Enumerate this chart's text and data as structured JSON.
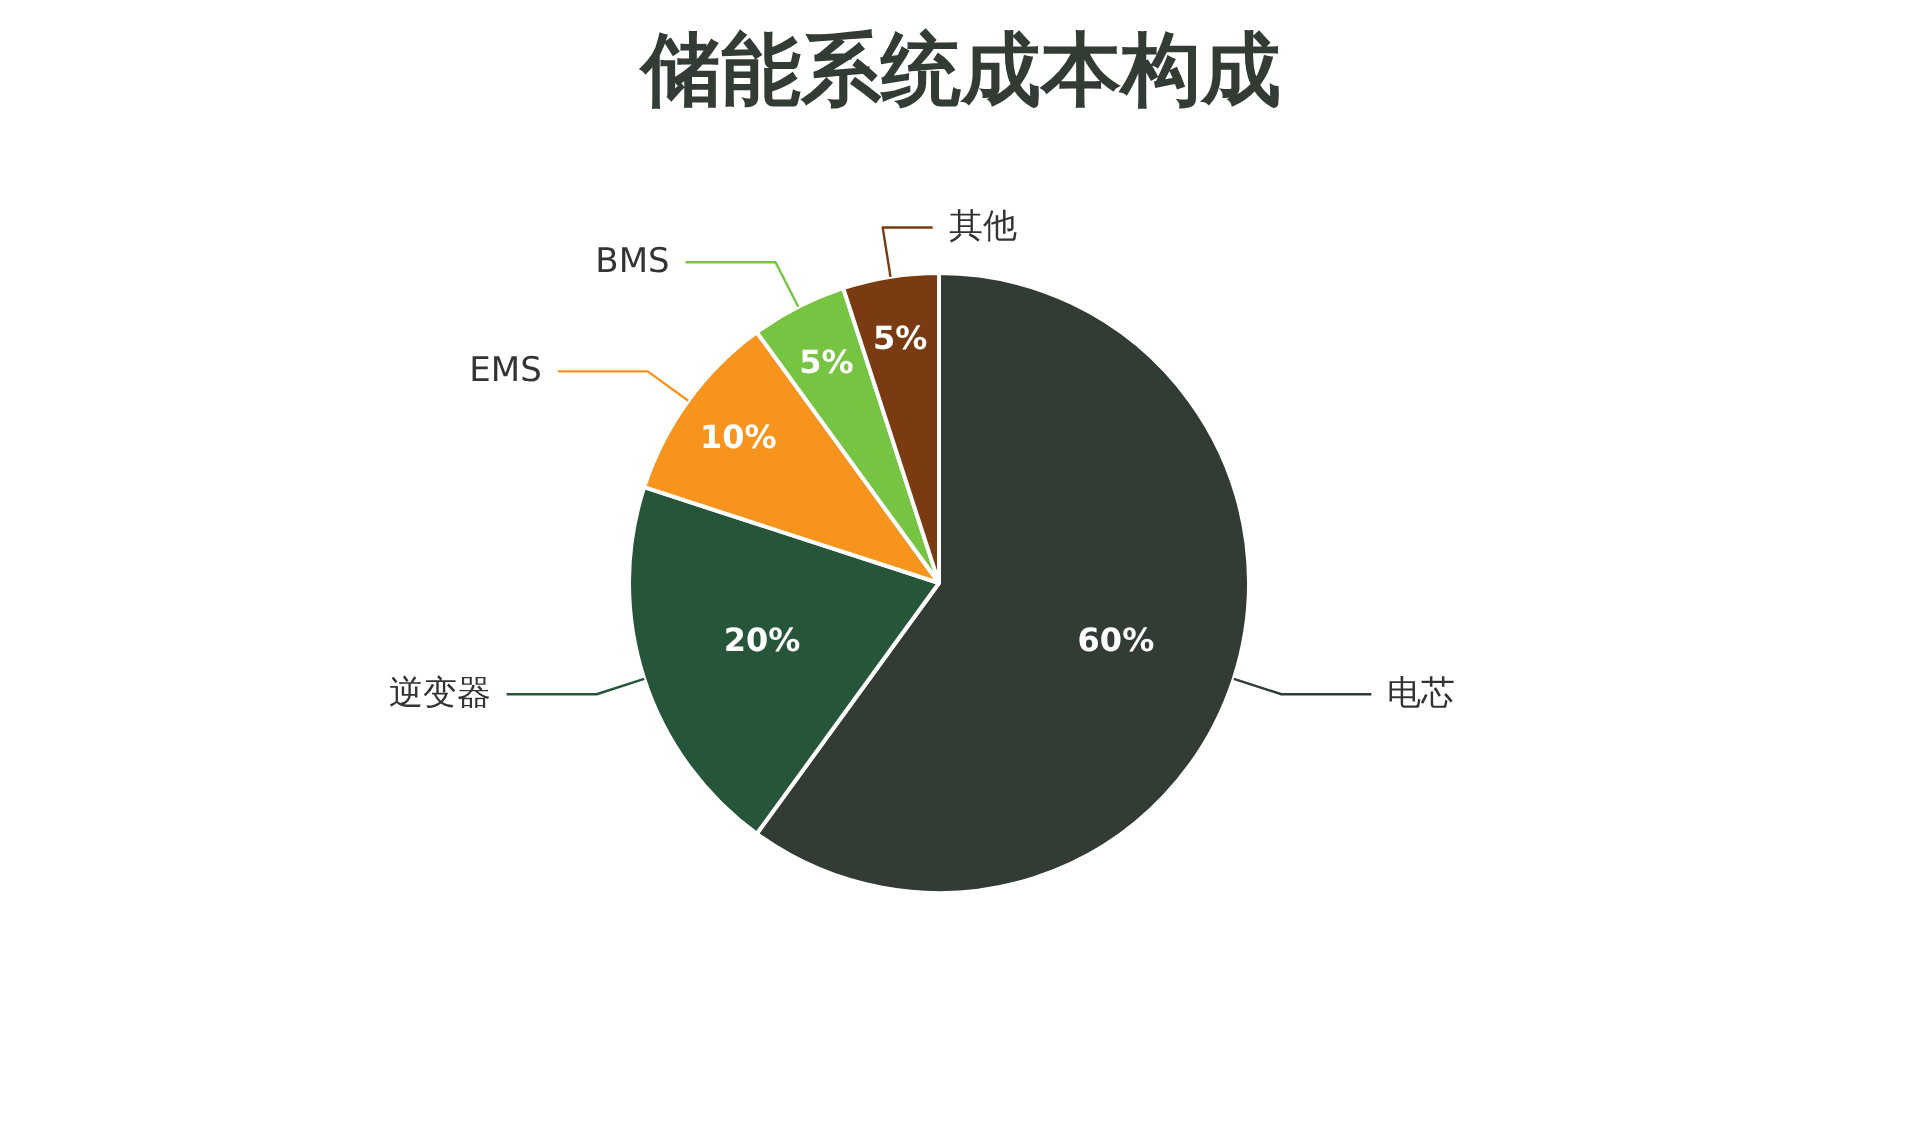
{
  "chart_data": {
    "type": "pie",
    "title": "储能系统成本构成",
    "categories": [
      "电芯",
      "逆变器",
      "EMS",
      "BMS",
      "其他"
    ],
    "values": [
      60,
      20,
      10,
      5,
      5
    ],
    "value_labels": [
      "60%",
      "20%",
      "10%",
      "5%",
      "5%"
    ],
    "colors": [
      "#333b35",
      "#27553a",
      "#f7941d",
      "#76c442",
      "#7a3b12"
    ]
  }
}
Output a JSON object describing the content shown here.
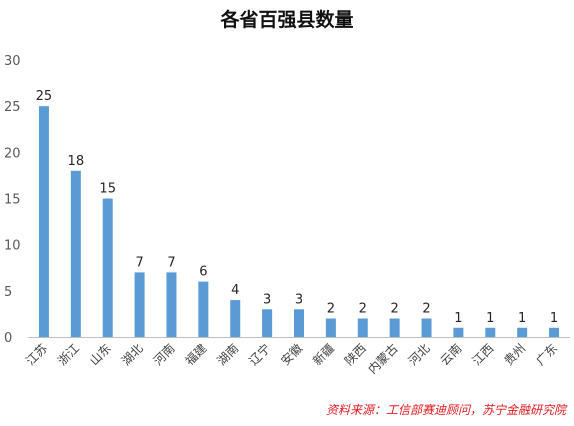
{
  "chart_data": {
    "type": "bar",
    "title": "各省百强县数量",
    "categories": [
      "江苏",
      "浙江",
      "山东",
      "湖北",
      "河南",
      "福建",
      "湖南",
      "辽宁",
      "安徽",
      "新疆",
      "陕西",
      "内蒙古",
      "河北",
      "云南",
      "江西",
      "贵州",
      "广东"
    ],
    "values": [
      25,
      18,
      15,
      7,
      7,
      6,
      4,
      3,
      3,
      2,
      2,
      2,
      2,
      1,
      1,
      1,
      1
    ],
    "y_ticks": [
      "0",
      "5",
      "10",
      "15",
      "20",
      "25",
      "30"
    ],
    "ylim": [
      0,
      30
    ],
    "xlabel": "",
    "ylabel": "",
    "grid": false,
    "bar_color": "#5b9bd5",
    "data_labels": true
  },
  "source_note": "资料来源：工信部赛迪顾问，苏宁金融研究院",
  "colors": {
    "source_note": "#e0191e",
    "axis": "#bfbfbf"
  }
}
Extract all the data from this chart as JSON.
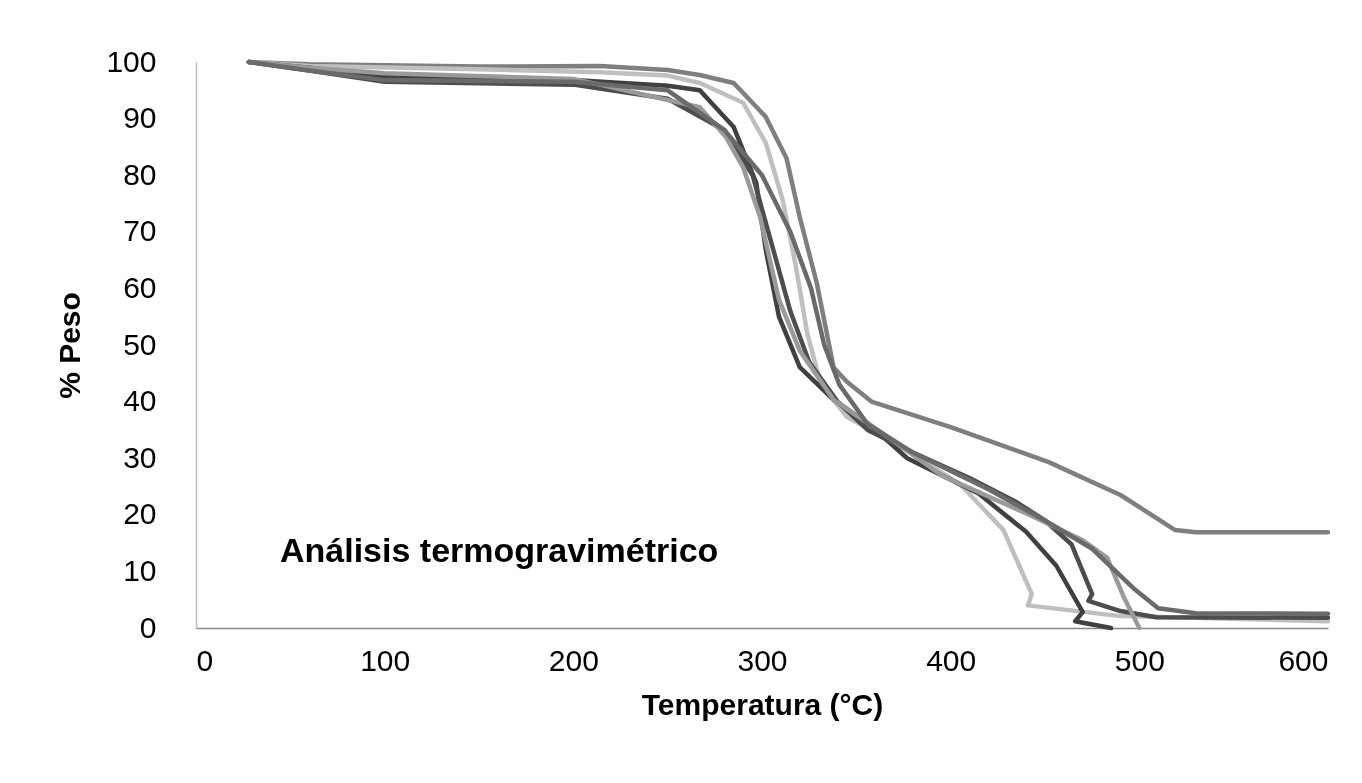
{
  "chart_data": {
    "type": "line",
    "title": "Análisis termogravimétrico",
    "xlabel": "Temperatura (°C)",
    "ylabel": "% Peso",
    "xlim": [
      0,
      600
    ],
    "ylim": [
      0,
      100
    ],
    "xticks": [
      0,
      100,
      200,
      300,
      400,
      500,
      600
    ],
    "yticks": [
      0,
      10,
      20,
      30,
      40,
      50,
      60,
      70,
      80,
      90,
      100
    ],
    "grid": false,
    "legend": false,
    "marker": "none",
    "line_style": "solid",
    "series": [
      {
        "color": "#7f7f7f",
        "x": [
          28,
          60,
          150,
          214,
          250,
          267,
          285,
          302,
          313,
          320,
          329,
          338,
          345,
          358,
          400,
          452,
          490,
          519,
          530,
          600
        ],
        "values": [
          100,
          99.6,
          99.2,
          99.3,
          98.6,
          97.7,
          96.3,
          90.3,
          83,
          72.6,
          61,
          46,
          43.5,
          40,
          35.5,
          29.3,
          23.5,
          17.3,
          16.9,
          16.9
        ]
      },
      {
        "color": "#bfbfbf",
        "x": [
          28,
          60,
          150,
          214,
          250,
          267,
          290,
          302,
          311,
          318,
          324,
          331,
          345,
          377,
          405,
          428,
          443,
          441,
          490,
          600
        ],
        "values": [
          100,
          99.3,
          98.7,
          98.2,
          97.6,
          96.3,
          92.8,
          85.7,
          75.6,
          63.8,
          52,
          43.3,
          37.3,
          31.3,
          25.4,
          17.3,
          6,
          4,
          2.1,
          1.2
        ]
      },
      {
        "color": "#404040",
        "x": [
          28,
          60,
          100,
          200,
          250,
          267,
          285,
          297,
          302,
          309,
          320,
          338,
          356,
          377,
          415,
          440,
          456,
          470,
          466,
          485
        ],
        "values": [
          100,
          99,
          97.5,
          96.8,
          95.8,
          95,
          88.5,
          78.6,
          66.8,
          55,
          46.1,
          40.3,
          36.2,
          30,
          23.7,
          17,
          11,
          2.8,
          1.2,
          0
        ]
      },
      {
        "color": "#4d4d4d",
        "x": [
          28,
          60,
          100,
          200,
          250,
          280,
          295,
          305,
          315,
          325,
          340,
          356,
          380,
          410,
          434,
          450,
          464,
          475,
          473,
          490,
          509,
          600
        ],
        "values": [
          100,
          98.5,
          96.5,
          96,
          93.5,
          88,
          80,
          68,
          56,
          47,
          40,
          35,
          31,
          26.5,
          22.4,
          19,
          14.8,
          6,
          4.8,
          3,
          1.9,
          1.8
        ]
      },
      {
        "color": "#9a9a9a",
        "x": [
          28,
          60,
          100,
          200,
          214,
          267,
          281,
          290,
          299,
          309,
          320,
          338,
          364,
          396,
          443,
          470,
          483,
          492,
          500
        ],
        "values": [
          100,
          99,
          98,
          97,
          96,
          92,
          86.7,
          81.4,
          72.6,
          58,
          49,
          40.3,
          34.4,
          26.8,
          19.8,
          15.5,
          12.4,
          5.3,
          0
        ]
      },
      {
        "color": "#6a6a6a",
        "x": [
          28,
          60,
          100,
          200,
          250,
          280,
          300,
          315,
          326,
          333,
          341,
          356,
          380,
          420,
          450,
          475,
          497,
          510,
          530,
          600
        ],
        "values": [
          100,
          98.5,
          96.8,
          96.5,
          95,
          88,
          80,
          70,
          60,
          50,
          43,
          36,
          31,
          24.5,
          19,
          14,
          7,
          3.5,
          2.6,
          2.5
        ]
      }
    ]
  }
}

▶ **PROBLEM DESCRIPTION**
Which lines hold the string "title"? Copy all of them from the data above.

▶ **EXERCISE RESPONSE**
    "title": "储能系统成本构成",
    "title": "各省百强县数量",
    "title": "Análisis termogravimétrico",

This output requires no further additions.